- **TASK DETAILS**: Go through the data and copy every line exactly, but not the images.

───── RECORDS ─────

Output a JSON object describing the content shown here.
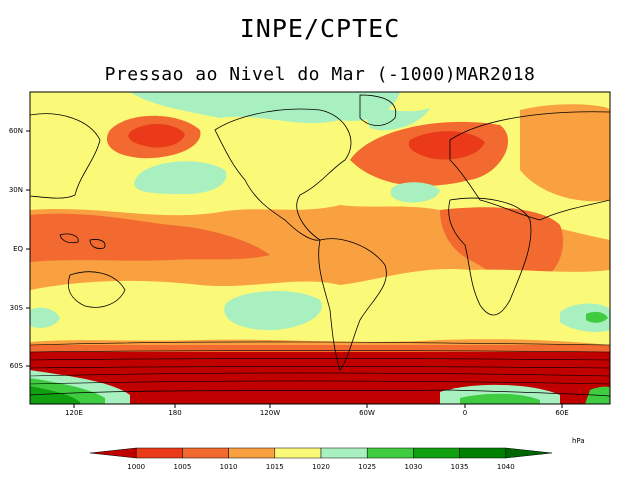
{
  "header": {
    "title": "INPE/CPTEC",
    "subtitle": "Pressao ao Nivel do Mar (-1000)MAR2018"
  },
  "map": {
    "lat_labels": [
      "60N",
      "30N",
      "EQ",
      "30S",
      "60S"
    ],
    "lon_labels": [
      "120E",
      "180",
      "120W",
      "60W",
      "0",
      "60E"
    ]
  },
  "colorbar": {
    "unit": "hPa",
    "levels": [
      "1000",
      "1005",
      "1010",
      "1015",
      "1020",
      "1025",
      "1030",
      "1035",
      "1040"
    ],
    "colors": [
      "#c00000",
      "#ea3a1a",
      "#f26a30",
      "#f9a040",
      "#fafa78",
      "#a8f0c0",
      "#40cc40",
      "#10a010",
      "#008000",
      "#006600"
    ]
  }
}
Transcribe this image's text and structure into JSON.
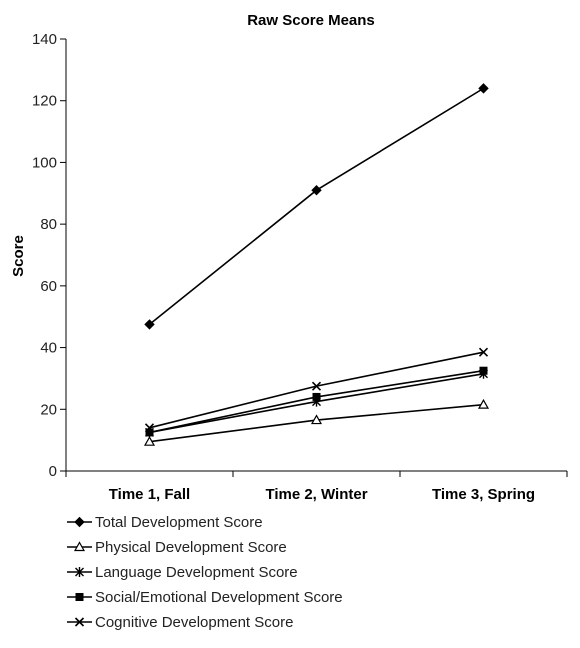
{
  "chart_data": {
    "type": "line",
    "title": "Raw Score Means",
    "ylabel": "Score",
    "xlabel": "",
    "categories": [
      "Time 1, Fall",
      "Time 2, Winter",
      "Time 3, Spring"
    ],
    "ylim": [
      0,
      140
    ],
    "yticks": [
      0,
      20,
      40,
      60,
      80,
      100,
      120,
      140
    ],
    "grid": false,
    "legend_position": "bottom",
    "series": [
      {
        "name": "Total Development Score",
        "marker": "diamond",
        "values": [
          47.5,
          91,
          124
        ]
      },
      {
        "name": "Physical Development Score",
        "marker": "triangle-open",
        "values": [
          9.5,
          16.5,
          21.5
        ]
      },
      {
        "name": "Language Development Score",
        "marker": "star",
        "values": [
          12.5,
          22.5,
          31.5
        ]
      },
      {
        "name": "Social/Emotional Development Score",
        "marker": "square",
        "values": [
          12.5,
          24,
          32.5
        ]
      },
      {
        "name": "Cognitive Development Score",
        "marker": "x",
        "values": [
          14,
          27.5,
          38.5
        ]
      }
    ]
  }
}
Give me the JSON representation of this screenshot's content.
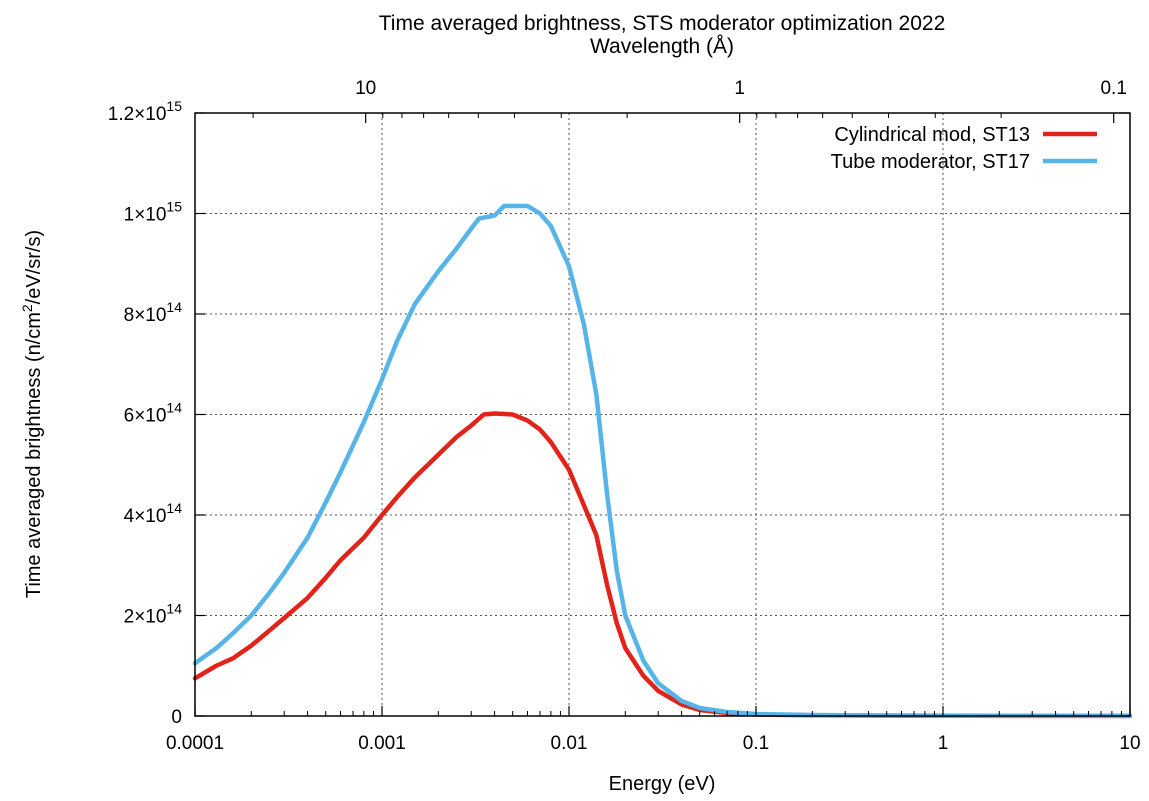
{
  "chart_data": {
    "type": "line",
    "title": "Time averaged brightness, STS moderator optimization 2022",
    "x_axis": {
      "label": "Energy (eV)",
      "scale": "log",
      "range": [
        0.0001,
        10
      ],
      "ticks": [
        0.0001,
        0.001,
        0.01,
        0.1,
        1,
        10
      ],
      "tick_labels": [
        "0.0001",
        "0.001",
        "0.01",
        "0.1",
        "1",
        "10"
      ]
    },
    "x2_axis": {
      "label": "Wavelength (Å)",
      "ticks": [
        10,
        1,
        0.1
      ],
      "tick_labels": [
        "10",
        "1",
        "0.1"
      ]
    },
    "y_axis": {
      "label_main": "Time averaged brightness (n/cm",
      "label_sup": "2",
      "label_tail": "/eV/sr/s)",
      "range": [
        0,
        1200000000000000.0
      ],
      "ticks": [
        0,
        200000000000000.0,
        400000000000000.0,
        600000000000000.0,
        800000000000000.0,
        1000000000000000.0,
        1200000000000000.0
      ],
      "tick_labels": [
        {
          "mantissa": "0",
          "exp": ""
        },
        {
          "mantissa": "2×10",
          "exp": "14"
        },
        {
          "mantissa": "4×10",
          "exp": "14"
        },
        {
          "mantissa": "6×10",
          "exp": "14"
        },
        {
          "mantissa": "8×10",
          "exp": "14"
        },
        {
          "mantissa": "1×10",
          "exp": "15"
        },
        {
          "mantissa": "1.2×10",
          "exp": "15"
        }
      ]
    },
    "grid": true,
    "legend_position": "top-right",
    "series": [
      {
        "name": "Cylindrical mod, ST13",
        "color": "#e2231a",
        "points": [
          [
            0.0001,
            75000000000000.0
          ],
          [
            0.00013,
            100000000000000.0
          ],
          [
            0.00016,
            115000000000000.0
          ],
          [
            0.0002,
            140000000000000.0
          ],
          [
            0.00025,
            170000000000000.0
          ],
          [
            0.0003,
            195000000000000.0
          ],
          [
            0.0004,
            235000000000000.0
          ],
          [
            0.0005,
            275000000000000.0
          ],
          [
            0.0006,
            310000000000000.0
          ],
          [
            0.0008,
            355000000000000.0
          ],
          [
            0.001,
            400000000000000.0
          ],
          [
            0.0012,
            435000000000000.0
          ],
          [
            0.0015,
            475000000000000.0
          ],
          [
            0.002,
            520000000000000.0
          ],
          [
            0.0025,
            555000000000000.0
          ],
          [
            0.003,
            578000000000000.0
          ],
          [
            0.0035,
            600000000000000.0
          ],
          [
            0.004,
            602000000000000.0
          ],
          [
            0.005,
            600000000000000.0
          ],
          [
            0.006,
            588000000000000.0
          ],
          [
            0.007,
            570000000000000.0
          ],
          [
            0.008,
            545000000000000.0
          ],
          [
            0.01,
            490000000000000.0
          ],
          [
            0.012,
            420000000000000.0
          ],
          [
            0.014,
            360000000000000.0
          ],
          [
            0.016,
            260000000000000.0
          ],
          [
            0.018,
            185000000000000.0
          ],
          [
            0.02,
            135000000000000.0
          ],
          [
            0.025,
            80000000000000.0
          ],
          [
            0.03,
            50000000000000.0
          ],
          [
            0.04,
            23000000000000.0
          ],
          [
            0.05,
            12000000000000.0
          ],
          [
            0.07,
            6000000000000.0
          ],
          [
            0.1,
            3000000000000.0
          ],
          [
            0.2,
            1500000000000.0
          ],
          [
            0.5,
            800000000000.0
          ],
          [
            1,
            500000000000.0
          ],
          [
            3,
            300000000000.0
          ],
          [
            10,
            200000000000.0
          ]
        ]
      },
      {
        "name": "Tube moderator, ST17",
        "color": "#56b4e9",
        "points": [
          [
            0.0001,
            105000000000000.0
          ],
          [
            0.00013,
            135000000000000.0
          ],
          [
            0.00016,
            165000000000000.0
          ],
          [
            0.0002,
            200000000000000.0
          ],
          [
            0.00025,
            245000000000000.0
          ],
          [
            0.0003,
            285000000000000.0
          ],
          [
            0.0004,
            355000000000000.0
          ],
          [
            0.0005,
            425000000000000.0
          ],
          [
            0.0006,
            485000000000000.0
          ],
          [
            0.0008,
            585000000000000.0
          ],
          [
            0.001,
            670000000000000.0
          ],
          [
            0.0012,
            745000000000000.0
          ],
          [
            0.0015,
            820000000000000.0
          ],
          [
            0.002,
            885000000000000.0
          ],
          [
            0.0025,
            930000000000000.0
          ],
          [
            0.003,
            970000000000000.0
          ],
          [
            0.0033,
            990000000000000.0
          ],
          [
            0.004,
            996000000000000.0
          ],
          [
            0.0045,
            1015000000000000.0
          ],
          [
            0.005,
            1015000000000000.0
          ],
          [
            0.006,
            1015000000000000.0
          ],
          [
            0.007,
            1000000000000000.0
          ],
          [
            0.008,
            975000000000000.0
          ],
          [
            0.01,
            895000000000000.0
          ],
          [
            0.012,
            780000000000000.0
          ],
          [
            0.014,
            640000000000000.0
          ],
          [
            0.016,
            440000000000000.0
          ],
          [
            0.018,
            290000000000000.0
          ],
          [
            0.02,
            200000000000000.0
          ],
          [
            0.025,
            110000000000000.0
          ],
          [
            0.03,
            65000000000000.0
          ],
          [
            0.04,
            30000000000000.0
          ],
          [
            0.05,
            16000000000000.0
          ],
          [
            0.07,
            8000000000000.0
          ],
          [
            0.1,
            4000000000000.0
          ],
          [
            0.2,
            2000000000000.0
          ],
          [
            0.5,
            1000000000000.0
          ],
          [
            1,
            700000000000.0
          ],
          [
            3,
            400000000000.0
          ],
          [
            10,
            300000000000.0
          ]
        ]
      }
    ]
  }
}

─────

- **RESPONSE FOR THIS EXERCISE**:
Output a JSON object describing the content shown here.
{
  "header": {
    "title": "INPE/CPTEC",
    "subtitle": "Pressao ao Nivel do Mar (-1000)MAR2018"
  },
  "map": {
    "lat_labels": [
      "60N",
      "30N",
      "EQ",
      "30S",
      "60S"
    ],
    "lon_labels": [
      "120E",
      "180",
      "120W",
      "60W",
      "0",
      "60E"
    ]
  },
  "colorbar": {
    "unit": "hPa",
    "levels": [
      "1000",
      "1005",
      "1010",
      "1015",
      "1020",
      "1025",
      "1030",
      "1035",
      "1040"
    ],
    "colors": [
      "#c00000",
      "#ea3a1a",
      "#f26a30",
      "#f9a040",
      "#fafa78",
      "#a8f0c0",
      "#40cc40",
      "#10a010",
      "#008000",
      "#006600"
    ]
  }
}
Transcribe this image's text and structure into JSON.
{
  "chart_data": {
    "type": "line",
    "title": "Raw Score Means",
    "ylabel": "Score",
    "xlabel": "",
    "categories": [
      "Time 1, Fall",
      "Time 2, Winter",
      "Time 3, Spring"
    ],
    "ylim": [
      0,
      140
    ],
    "yticks": [
      0,
      20,
      40,
      60,
      80,
      100,
      120,
      140
    ],
    "grid": false,
    "legend_position": "bottom",
    "series": [
      {
        "name": "Total Development Score",
        "marker": "diamond",
        "values": [
          47.5,
          91,
          124
        ]
      },
      {
        "name": "Physical Development Score",
        "marker": "triangle-open",
        "values": [
          9.5,
          16.5,
          21.5
        ]
      },
      {
        "name": "Language Development Score",
        "marker": "star",
        "values": [
          12.5,
          22.5,
          31.5
        ]
      },
      {
        "name": "Social/Emotional Development Score",
        "marker": "square",
        "values": [
          12.5,
          24,
          32.5
        ]
      },
      {
        "name": "Cognitive Development Score",
        "marker": "x",
        "values": [
          14,
          27.5,
          38.5
        ]
      }
    ]
  }
}
Give me the JSON representation of this screenshot's content.
{
  "chart_data": {
    "type": "line",
    "title": "Time averaged brightness, STS moderator optimization 2022",
    "x_axis": {
      "label": "Energy (eV)",
      "scale": "log",
      "range": [
        0.0001,
        10
      ],
      "ticks": [
        0.0001,
        0.001,
        0.01,
        0.1,
        1,
        10
      ],
      "tick_labels": [
        "0.0001",
        "0.001",
        "0.01",
        "0.1",
        "1",
        "10"
      ]
    },
    "x2_axis": {
      "label": "Wavelength (Å)",
      "ticks": [
        10,
        1,
        0.1
      ],
      "tick_labels": [
        "10",
        "1",
        "0.1"
      ]
    },
    "y_axis": {
      "label_main": "Time averaged brightness (n/cm",
      "label_sup": "2",
      "label_tail": "/eV/sr/s)",
      "range": [
        0,
        1200000000000000.0
      ],
      "ticks": [
        0,
        200000000000000.0,
        400000000000000.0,
        600000000000000.0,
        800000000000000.0,
        1000000000000000.0,
        1200000000000000.0
      ],
      "tick_labels": [
        {
          "mantissa": "0",
          "exp": ""
        },
        {
          "mantissa": "2×10",
          "exp": "14"
        },
        {
          "mantissa": "4×10",
          "exp": "14"
        },
        {
          "mantissa": "6×10",
          "exp": "14"
        },
        {
          "mantissa": "8×10",
          "exp": "14"
        },
        {
          "mantissa": "1×10",
          "exp": "15"
        },
        {
          "mantissa": "1.2×10",
          "exp": "15"
        }
      ]
    },
    "grid": true,
    "legend_position": "top-right",
    "series": [
      {
        "name": "Cylindrical mod, ST13",
        "color": "#e2231a",
        "points": [
          [
            0.0001,
            75000000000000.0
          ],
          [
            0.00013,
            100000000000000.0
          ],
          [
            0.00016,
            115000000000000.0
          ],
          [
            0.0002,
            140000000000000.0
          ],
          [
            0.00025,
            170000000000000.0
          ],
          [
            0.0003,
            195000000000000.0
          ],
          [
            0.0004,
            235000000000000.0
          ],
          [
            0.0005,
            275000000000000.0
          ],
          [
            0.0006,
            310000000000000.0
          ],
          [
            0.0008,
            355000000000000.0
          ],
          [
            0.001,
            400000000000000.0
          ],
          [
            0.0012,
            435000000000000.0
          ],
          [
            0.0015,
            475000000000000.0
          ],
          [
            0.002,
            520000000000000.0
          ],
          [
            0.0025,
            555000000000000.0
          ],
          [
            0.003,
            578000000000000.0
          ],
          [
            0.0035,
            600000000000000.0
          ],
          [
            0.004,
            602000000000000.0
          ],
          [
            0.005,
            600000000000000.0
          ],
          [
            0.006,
            588000000000000.0
          ],
          [
            0.007,
            570000000000000.0
          ],
          [
            0.008,
            545000000000000.0
          ],
          [
            0.01,
            490000000000000.0
          ],
          [
            0.012,
            420000000000000.0
          ],
          [
            0.014,
            360000000000000.0
          ],
          [
            0.016,
            260000000000000.0
          ],
          [
            0.018,
            185000000000000.0
          ],
          [
            0.02,
            135000000000000.0
          ],
          [
            0.025,
            80000000000000.0
          ],
          [
            0.03,
            50000000000000.0
          ],
          [
            0.04,
            23000000000000.0
          ],
          [
            0.05,
            12000000000000.0
          ],
          [
            0.07,
            6000000000000.0
          ],
          [
            0.1,
            3000000000000.0
          ],
          [
            0.2,
            1500000000000.0
          ],
          [
            0.5,
            800000000000.0
          ],
          [
            1,
            500000000000.0
          ],
          [
            3,
            300000000000.0
          ],
          [
            10,
            200000000000.0
          ]
        ]
      },
      {
        "name": "Tube moderator, ST17",
        "color": "#56b4e9",
        "points": [
          [
            0.0001,
            105000000000000.0
          ],
          [
            0.00013,
            135000000000000.0
          ],
          [
            0.00016,
            165000000000000.0
          ],
          [
            0.0002,
            200000000000000.0
          ],
          [
            0.00025,
            245000000000000.0
          ],
          [
            0.0003,
            285000000000000.0
          ],
          [
            0.0004,
            355000000000000.0
          ],
          [
            0.0005,
            425000000000000.0
          ],
          [
            0.0006,
            485000000000000.0
          ],
          [
            0.0008,
            585000000000000.0
          ],
          [
            0.001,
            670000000000000.0
          ],
          [
            0.0012,
            745000000000000.0
          ],
          [
            0.0015,
            820000000000000.0
          ],
          [
            0.002,
            885000000000000.0
          ],
          [
            0.0025,
            930000000000000.0
          ],
          [
            0.003,
            970000000000000.0
          ],
          [
            0.0033,
            990000000000000.0
          ],
          [
            0.004,
            996000000000000.0
          ],
          [
            0.0045,
            1015000000000000.0
          ],
          [
            0.005,
            1015000000000000.0
          ],
          [
            0.006,
            1015000000000000.0
          ],
          [
            0.007,
            1000000000000000.0
          ],
          [
            0.008,
            975000000000000.0
          ],
          [
            0.01,
            895000000000000.0
          ],
          [
            0.012,
            780000000000000.0
          ],
          [
            0.014,
            640000000000000.0
          ],
          [
            0.016,
            440000000000000.0
          ],
          [
            0.018,
            290000000000000.0
          ],
          [
            0.02,
            200000000000000.0
          ],
          [
            0.025,
            110000000000000.0
          ],
          [
            0.03,
            65000000000000.0
          ],
          [
            0.04,
            30000000000000.0
          ],
          [
            0.05,
            16000000000000.0
          ],
          [
            0.07,
            8000000000000.0
          ],
          [
            0.1,
            4000000000000.0
          ],
          [
            0.2,
            2000000000000.0
          ],
          [
            0.5,
            1000000000000.0
          ],
          [
            1,
            700000000000.0
          ],
          [
            3,
            400000000000.0
          ],
          [
            10,
            300000000000.0
          ]
        ]
      }
    ]
  }
}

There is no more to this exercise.